> **SUPPLIED RECORDS**:
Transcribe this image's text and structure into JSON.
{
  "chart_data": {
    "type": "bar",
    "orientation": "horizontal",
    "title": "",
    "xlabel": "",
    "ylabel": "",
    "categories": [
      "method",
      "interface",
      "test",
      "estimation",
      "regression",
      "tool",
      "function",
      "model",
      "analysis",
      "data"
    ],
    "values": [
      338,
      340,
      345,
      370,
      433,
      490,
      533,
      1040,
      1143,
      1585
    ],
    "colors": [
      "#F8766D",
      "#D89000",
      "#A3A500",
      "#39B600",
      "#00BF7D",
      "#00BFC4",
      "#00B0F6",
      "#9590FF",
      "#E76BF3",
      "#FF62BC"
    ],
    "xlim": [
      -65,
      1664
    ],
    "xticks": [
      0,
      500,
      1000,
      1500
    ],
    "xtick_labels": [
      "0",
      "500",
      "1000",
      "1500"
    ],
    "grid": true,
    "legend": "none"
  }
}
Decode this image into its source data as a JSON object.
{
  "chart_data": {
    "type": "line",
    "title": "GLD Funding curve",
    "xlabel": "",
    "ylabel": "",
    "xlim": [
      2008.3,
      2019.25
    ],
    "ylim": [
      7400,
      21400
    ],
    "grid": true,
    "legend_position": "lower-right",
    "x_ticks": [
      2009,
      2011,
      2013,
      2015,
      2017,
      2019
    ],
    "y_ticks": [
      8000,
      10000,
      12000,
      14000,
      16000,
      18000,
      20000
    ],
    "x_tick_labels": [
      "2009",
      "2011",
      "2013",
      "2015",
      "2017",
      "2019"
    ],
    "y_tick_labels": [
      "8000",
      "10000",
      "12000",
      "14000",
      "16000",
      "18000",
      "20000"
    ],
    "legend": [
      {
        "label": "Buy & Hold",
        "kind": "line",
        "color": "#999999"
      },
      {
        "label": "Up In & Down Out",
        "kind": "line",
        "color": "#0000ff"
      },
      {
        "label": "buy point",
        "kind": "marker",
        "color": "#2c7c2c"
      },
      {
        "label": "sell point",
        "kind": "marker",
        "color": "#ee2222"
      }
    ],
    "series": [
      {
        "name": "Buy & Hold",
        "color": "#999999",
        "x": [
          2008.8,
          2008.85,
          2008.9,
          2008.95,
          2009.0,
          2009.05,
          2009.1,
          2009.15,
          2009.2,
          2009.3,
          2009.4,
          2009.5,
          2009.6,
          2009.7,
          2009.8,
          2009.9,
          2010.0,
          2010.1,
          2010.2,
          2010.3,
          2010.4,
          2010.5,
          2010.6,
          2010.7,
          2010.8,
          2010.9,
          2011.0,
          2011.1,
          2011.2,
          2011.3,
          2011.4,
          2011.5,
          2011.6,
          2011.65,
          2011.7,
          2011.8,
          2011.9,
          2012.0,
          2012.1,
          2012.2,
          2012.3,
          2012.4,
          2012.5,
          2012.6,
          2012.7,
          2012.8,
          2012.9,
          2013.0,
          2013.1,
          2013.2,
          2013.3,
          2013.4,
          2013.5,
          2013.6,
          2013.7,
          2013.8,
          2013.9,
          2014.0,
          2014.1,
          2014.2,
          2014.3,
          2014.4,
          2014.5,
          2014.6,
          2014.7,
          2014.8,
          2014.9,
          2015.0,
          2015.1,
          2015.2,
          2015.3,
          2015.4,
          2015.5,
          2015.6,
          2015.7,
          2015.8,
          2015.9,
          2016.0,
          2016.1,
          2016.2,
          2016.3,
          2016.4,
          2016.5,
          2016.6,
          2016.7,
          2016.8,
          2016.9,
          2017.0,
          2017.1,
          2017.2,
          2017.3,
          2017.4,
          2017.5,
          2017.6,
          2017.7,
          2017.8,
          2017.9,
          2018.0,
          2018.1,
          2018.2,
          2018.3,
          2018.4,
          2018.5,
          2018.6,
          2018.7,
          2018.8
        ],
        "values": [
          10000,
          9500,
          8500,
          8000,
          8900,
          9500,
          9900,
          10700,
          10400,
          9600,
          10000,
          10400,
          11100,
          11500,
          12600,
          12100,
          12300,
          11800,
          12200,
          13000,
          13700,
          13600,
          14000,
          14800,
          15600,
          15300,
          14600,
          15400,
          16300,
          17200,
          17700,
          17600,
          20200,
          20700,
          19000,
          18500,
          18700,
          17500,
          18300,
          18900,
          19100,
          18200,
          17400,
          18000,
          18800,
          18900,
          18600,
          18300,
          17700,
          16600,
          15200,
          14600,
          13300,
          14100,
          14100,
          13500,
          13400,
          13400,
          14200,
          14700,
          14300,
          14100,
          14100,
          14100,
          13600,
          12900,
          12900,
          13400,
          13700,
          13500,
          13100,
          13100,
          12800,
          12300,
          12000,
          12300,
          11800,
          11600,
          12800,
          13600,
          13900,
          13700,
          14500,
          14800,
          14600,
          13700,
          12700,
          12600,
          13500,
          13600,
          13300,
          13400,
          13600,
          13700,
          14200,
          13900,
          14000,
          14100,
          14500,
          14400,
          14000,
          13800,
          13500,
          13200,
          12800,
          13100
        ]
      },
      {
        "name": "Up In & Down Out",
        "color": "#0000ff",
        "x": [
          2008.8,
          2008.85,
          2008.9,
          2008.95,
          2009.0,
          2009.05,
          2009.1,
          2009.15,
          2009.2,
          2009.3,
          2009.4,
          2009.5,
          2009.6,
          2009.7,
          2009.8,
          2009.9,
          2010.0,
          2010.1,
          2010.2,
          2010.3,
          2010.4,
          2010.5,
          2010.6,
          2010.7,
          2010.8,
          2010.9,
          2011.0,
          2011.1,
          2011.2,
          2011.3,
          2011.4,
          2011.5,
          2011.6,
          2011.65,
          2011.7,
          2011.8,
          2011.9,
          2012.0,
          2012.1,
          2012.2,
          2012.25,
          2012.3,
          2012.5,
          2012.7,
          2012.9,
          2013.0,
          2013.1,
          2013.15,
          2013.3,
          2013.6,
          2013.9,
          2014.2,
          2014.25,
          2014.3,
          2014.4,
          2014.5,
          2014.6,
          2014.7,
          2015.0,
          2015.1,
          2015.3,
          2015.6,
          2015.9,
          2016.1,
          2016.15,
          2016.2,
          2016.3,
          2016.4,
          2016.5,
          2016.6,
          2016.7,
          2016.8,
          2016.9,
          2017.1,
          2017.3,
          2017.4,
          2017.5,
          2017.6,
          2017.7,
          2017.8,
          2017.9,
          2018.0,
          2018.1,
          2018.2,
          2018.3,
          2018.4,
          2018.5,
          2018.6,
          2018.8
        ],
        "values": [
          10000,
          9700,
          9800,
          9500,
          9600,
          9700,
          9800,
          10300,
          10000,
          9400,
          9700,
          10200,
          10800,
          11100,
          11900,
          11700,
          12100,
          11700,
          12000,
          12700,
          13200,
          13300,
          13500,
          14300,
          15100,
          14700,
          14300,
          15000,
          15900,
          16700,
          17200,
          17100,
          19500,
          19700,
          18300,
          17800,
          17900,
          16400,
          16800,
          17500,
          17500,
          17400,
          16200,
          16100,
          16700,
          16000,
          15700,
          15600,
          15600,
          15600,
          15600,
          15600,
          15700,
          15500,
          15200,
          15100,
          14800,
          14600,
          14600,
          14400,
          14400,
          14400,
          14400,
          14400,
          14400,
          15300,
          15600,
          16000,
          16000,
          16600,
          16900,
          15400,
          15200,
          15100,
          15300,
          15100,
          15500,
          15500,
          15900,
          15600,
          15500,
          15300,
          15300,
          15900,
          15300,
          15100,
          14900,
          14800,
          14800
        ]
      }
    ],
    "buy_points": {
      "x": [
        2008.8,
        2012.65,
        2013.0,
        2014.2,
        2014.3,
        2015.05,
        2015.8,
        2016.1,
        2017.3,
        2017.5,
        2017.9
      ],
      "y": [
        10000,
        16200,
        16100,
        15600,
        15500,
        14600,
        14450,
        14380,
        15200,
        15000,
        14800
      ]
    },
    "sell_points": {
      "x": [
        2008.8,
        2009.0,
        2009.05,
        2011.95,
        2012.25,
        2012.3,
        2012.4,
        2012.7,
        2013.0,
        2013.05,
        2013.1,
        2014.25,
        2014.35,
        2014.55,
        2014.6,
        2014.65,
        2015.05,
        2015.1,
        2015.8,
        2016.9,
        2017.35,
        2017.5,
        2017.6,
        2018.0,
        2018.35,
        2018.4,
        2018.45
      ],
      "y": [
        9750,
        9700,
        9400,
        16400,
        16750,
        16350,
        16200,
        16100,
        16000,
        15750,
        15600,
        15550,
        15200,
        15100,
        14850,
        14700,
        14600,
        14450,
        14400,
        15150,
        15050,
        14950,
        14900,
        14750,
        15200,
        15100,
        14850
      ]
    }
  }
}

> **EXERCISE OBJECTIVE**:
Copy out every line from the material above in which the word "Down" appears.

> **FULL SOLUTION**:
        "label": "Up In & Down Out",
        "name": "Up In & Down Out",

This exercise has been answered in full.